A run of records
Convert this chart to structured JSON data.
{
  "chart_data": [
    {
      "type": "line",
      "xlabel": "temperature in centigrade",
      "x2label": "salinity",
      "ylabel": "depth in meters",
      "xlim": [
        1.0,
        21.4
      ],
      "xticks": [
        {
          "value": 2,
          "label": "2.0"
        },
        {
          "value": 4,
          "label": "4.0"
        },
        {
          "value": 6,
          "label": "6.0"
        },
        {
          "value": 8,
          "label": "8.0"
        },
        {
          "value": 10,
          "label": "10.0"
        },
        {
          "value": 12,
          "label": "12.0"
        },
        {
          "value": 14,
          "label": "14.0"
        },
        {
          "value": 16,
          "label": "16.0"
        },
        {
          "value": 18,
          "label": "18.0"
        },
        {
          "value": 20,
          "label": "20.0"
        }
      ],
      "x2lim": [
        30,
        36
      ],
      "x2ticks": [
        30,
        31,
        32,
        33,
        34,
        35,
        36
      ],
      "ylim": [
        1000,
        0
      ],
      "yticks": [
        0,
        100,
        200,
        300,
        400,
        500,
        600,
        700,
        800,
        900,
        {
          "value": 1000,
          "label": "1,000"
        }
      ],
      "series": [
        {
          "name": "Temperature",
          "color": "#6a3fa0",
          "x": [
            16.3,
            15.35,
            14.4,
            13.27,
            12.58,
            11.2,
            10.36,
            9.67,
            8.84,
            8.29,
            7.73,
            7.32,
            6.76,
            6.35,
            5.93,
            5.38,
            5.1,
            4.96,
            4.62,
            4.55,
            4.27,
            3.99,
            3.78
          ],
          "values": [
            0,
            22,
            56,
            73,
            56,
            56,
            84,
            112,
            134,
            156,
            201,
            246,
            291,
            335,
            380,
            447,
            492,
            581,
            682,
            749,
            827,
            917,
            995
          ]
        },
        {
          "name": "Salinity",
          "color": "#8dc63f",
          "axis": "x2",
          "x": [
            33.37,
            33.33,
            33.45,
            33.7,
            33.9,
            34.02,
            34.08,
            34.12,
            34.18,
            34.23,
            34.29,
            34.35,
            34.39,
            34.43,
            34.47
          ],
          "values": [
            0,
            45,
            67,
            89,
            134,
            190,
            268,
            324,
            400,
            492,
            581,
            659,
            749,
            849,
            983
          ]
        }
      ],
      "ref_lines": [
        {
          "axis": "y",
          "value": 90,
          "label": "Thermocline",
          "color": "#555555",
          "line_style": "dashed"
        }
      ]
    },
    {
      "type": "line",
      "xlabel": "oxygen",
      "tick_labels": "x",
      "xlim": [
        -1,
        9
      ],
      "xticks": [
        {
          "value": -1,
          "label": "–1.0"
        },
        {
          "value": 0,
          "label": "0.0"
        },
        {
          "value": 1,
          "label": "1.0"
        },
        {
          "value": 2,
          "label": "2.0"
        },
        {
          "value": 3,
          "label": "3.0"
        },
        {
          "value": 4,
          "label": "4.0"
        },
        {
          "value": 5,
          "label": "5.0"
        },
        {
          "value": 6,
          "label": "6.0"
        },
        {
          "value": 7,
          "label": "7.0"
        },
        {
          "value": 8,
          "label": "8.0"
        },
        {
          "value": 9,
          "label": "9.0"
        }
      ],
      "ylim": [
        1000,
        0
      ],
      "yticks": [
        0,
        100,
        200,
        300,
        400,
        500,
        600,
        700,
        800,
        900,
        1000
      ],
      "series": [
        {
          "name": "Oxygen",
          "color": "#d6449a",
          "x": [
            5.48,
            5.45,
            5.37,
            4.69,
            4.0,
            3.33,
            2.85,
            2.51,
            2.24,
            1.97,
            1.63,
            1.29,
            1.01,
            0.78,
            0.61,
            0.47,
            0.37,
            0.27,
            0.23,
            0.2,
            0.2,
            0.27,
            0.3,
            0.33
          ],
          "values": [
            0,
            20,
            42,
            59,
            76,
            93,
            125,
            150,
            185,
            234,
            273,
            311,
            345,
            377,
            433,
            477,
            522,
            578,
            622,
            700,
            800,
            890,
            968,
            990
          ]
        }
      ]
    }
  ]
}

- **EXERCISE DIRECTIONS**:
Retype the listing above in full, with no alterations.

- **ANSWER FOR THE TASK**:
Convert this chart to structured JSON data.
{
  "chart_data": [
    {
      "type": "line",
      "xlabel": "temperature in centigrade",
      "x2label": "salinity",
      "ylabel": "depth in meters",
      "xlim": [
        1.0,
        21.4
      ],
      "xticks": [
        {
          "value": 2,
          "label": "2.0"
        },
        {
          "value": 4,
          "label": "4.0"
        },
        {
          "value": 6,
          "label": "6.0"
        },
        {
          "value": 8,
          "label": "8.0"
        },
        {
          "value": 10,
          "label": "10.0"
        },
        {
          "value": 12,
          "label": "12.0"
        },
        {
          "value": 14,
          "label": "14.0"
        },
        {
          "value": 16,
          "label": "16.0"
        },
        {
          "value": 18,
          "label": "18.0"
        },
        {
          "value": 20,
          "label": "20.0"
        }
      ],
      "x2lim": [
        30,
        36
      ],
      "x2ticks": [
        30,
        31,
        32,
        33,
        34,
        35,
        36
      ],
      "ylim": [
        1000,
        0
      ],
      "yticks": [
        0,
        100,
        200,
        300,
        400,
        500,
        600,
        700,
        800,
        900,
        {
          "value": 1000,
          "label": "1,000"
        }
      ],
      "series": [
        {
          "name": "Temperature",
          "color": "#6a3fa0",
          "x": [
            16.3,
            15.35,
            14.4,
            13.27,
            12.58,
            11.2,
            10.36,
            9.67,
            8.84,
            8.29,
            7.73,
            7.32,
            6.76,
            6.35,
            5.93,
            5.38,
            5.1,
            4.96,
            4.62,
            4.55,
            4.27,
            3.99,
            3.78
          ],
          "values": [
            0,
            22,
            56,
            73,
            56,
            56,
            84,
            112,
            134,
            156,
            201,
            246,
            291,
            335,
            380,
            447,
            492,
            581,
            682,
            749,
            827,
            917,
            995
          ]
        },
        {
          "name": "Salinity",
          "color": "#8dc63f",
          "axis": "x2",
          "x": [
            33.37,
            33.33,
            33.45,
            33.7,
            33.9,
            34.02,
            34.08,
            34.12,
            34.18,
            34.23,
            34.29,
            34.35,
            34.39,
            34.43,
            34.47
          ],
          "values": [
            0,
            45,
            67,
            89,
            134,
            190,
            268,
            324,
            400,
            492,
            581,
            659,
            749,
            849,
            983
          ]
        }
      ],
      "ref_lines": [
        {
          "axis": "y",
          "value": 90,
          "label": "Thermocline",
          "color": "#555555",
          "line_style": "dashed"
        }
      ]
    },
    {
      "type": "line",
      "xlabel": "oxygen",
      "tick_labels": "x",
      "xlim": [
        -1,
        9
      ],
      "xticks": [
        {
          "value": -1,
          "label": "–1.0"
        },
        {
          "value": 0,
          "label": "0.0"
        },
        {
          "value": 1,
          "label": "1.0"
        },
        {
          "value": 2,
          "label": "2.0"
        },
        {
          "value": 3,
          "label": "3.0"
        },
        {
          "value": 4,
          "label": "4.0"
        },
        {
          "value": 5,
          "label": "5.0"
        },
        {
          "value": 6,
          "label": "6.0"
        },
        {
          "value": 7,
          "label": "7.0"
        },
        {
          "value": 8,
          "label": "8.0"
        },
        {
          "value": 9,
          "label": "9.0"
        }
      ],
      "ylim": [
        1000,
        0
      ],
      "yticks": [
        0,
        100,
        200,
        300,
        400,
        500,
        600,
        700,
        800,
        900,
        1000
      ],
      "series": [
        {
          "name": "Oxygen",
          "color": "#d6449a",
          "x": [
            5.48,
            5.45,
            5.37,
            4.69,
            4.0,
            3.33,
            2.85,
            2.51,
            2.24,
            1.97,
            1.63,
            1.29,
            1.01,
            0.78,
            0.61,
            0.47,
            0.37,
            0.27,
            0.23,
            0.2,
            0.2,
            0.27,
            0.3,
            0.33
          ],
          "values": [
            0,
            20,
            42,
            59,
            76,
            93,
            125,
            150,
            185,
            234,
            273,
            311,
            345,
            377,
            433,
            477,
            522,
            578,
            622,
            700,
            800,
            890,
            968,
            990
          ]
        }
      ]
    }
  ]
}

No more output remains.